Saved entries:

○ ○ ○ ○ ○

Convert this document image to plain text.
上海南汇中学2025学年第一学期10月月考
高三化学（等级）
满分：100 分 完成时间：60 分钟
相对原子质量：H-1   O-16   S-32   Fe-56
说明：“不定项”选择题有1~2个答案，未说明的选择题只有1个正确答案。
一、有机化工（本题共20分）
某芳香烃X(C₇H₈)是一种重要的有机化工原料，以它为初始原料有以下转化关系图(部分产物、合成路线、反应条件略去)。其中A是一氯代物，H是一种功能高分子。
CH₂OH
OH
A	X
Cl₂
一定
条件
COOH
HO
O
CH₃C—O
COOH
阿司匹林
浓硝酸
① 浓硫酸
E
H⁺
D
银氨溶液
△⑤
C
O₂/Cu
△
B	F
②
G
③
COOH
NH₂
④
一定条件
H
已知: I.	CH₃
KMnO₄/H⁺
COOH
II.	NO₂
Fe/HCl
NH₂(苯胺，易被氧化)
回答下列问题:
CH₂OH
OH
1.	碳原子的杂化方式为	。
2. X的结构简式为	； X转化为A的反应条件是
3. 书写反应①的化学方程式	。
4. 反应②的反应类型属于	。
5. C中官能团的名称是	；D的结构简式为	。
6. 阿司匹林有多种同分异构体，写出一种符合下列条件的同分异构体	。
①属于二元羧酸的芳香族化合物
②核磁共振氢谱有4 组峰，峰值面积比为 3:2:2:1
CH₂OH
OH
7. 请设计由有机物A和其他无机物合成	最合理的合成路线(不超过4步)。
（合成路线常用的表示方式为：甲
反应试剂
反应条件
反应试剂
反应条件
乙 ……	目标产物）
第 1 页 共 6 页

○ ○ ○ ○ ○

> **Problem details**: Using the listing above, please repeat every entry exactly.

> **Solved problem**:
Convert this document image to plain text.
上海南汇中学2025学年第一学期10月月考
高三化学（等级）
满分：100 分 完成时间：60 分钟
相对原子质量：H-1   O-16   S-32   Fe-56
说明：“不定项”选择题有1~2个答案，未说明的选择题只有1个正确答案。
一、有机化工（本题共20分）
某芳香烃X(C₇H₈)是一种重要的有机化工原料，以它为初始原料有以下转化关系图(部分产物、合成路线、反应条件略去)。其中A是一氯代物，H是一种功能高分子。
CH₂OH
OH
A	X
Cl₂
一定
条件
COOH
HO
O
CH₃C—O
COOH
阿司匹林
浓硝酸
① 浓硫酸
E
H⁺
D
银氨溶液
△⑤
C
O₂/Cu
△
B	F
②
G
③
COOH
NH₂
④
一定条件
H
已知: I.	CH₃
KMnO₄/H⁺
COOH
II.	NO₂
Fe/HCl
NH₂(苯胺，易被氧化)
回答下列问题:
CH₂OH
OH
1.	碳原子的杂化方式为	。
2. X的结构简式为	； X转化为A的反应条件是
3. 书写反应①的化学方程式	。
4. 反应②的反应类型属于	。
5. C中官能团的名称是	；D的结构简式为	。
6. 阿司匹林有多种同分异构体，写出一种符合下列条件的同分异构体	。
①属于二元羧酸的芳香族化合物
②核磁共振氢谱有4 组峰，峰值面积比为 3:2:2:1
CH₂OH
OH
7. 请设计由有机物A和其他无机物合成	最合理的合成路线(不超过4步)。
（合成路线常用的表示方式为：甲
反应试剂
反应条件
反应试剂
反应条件
乙 ……	目标产物）
第 1 页 共 6 页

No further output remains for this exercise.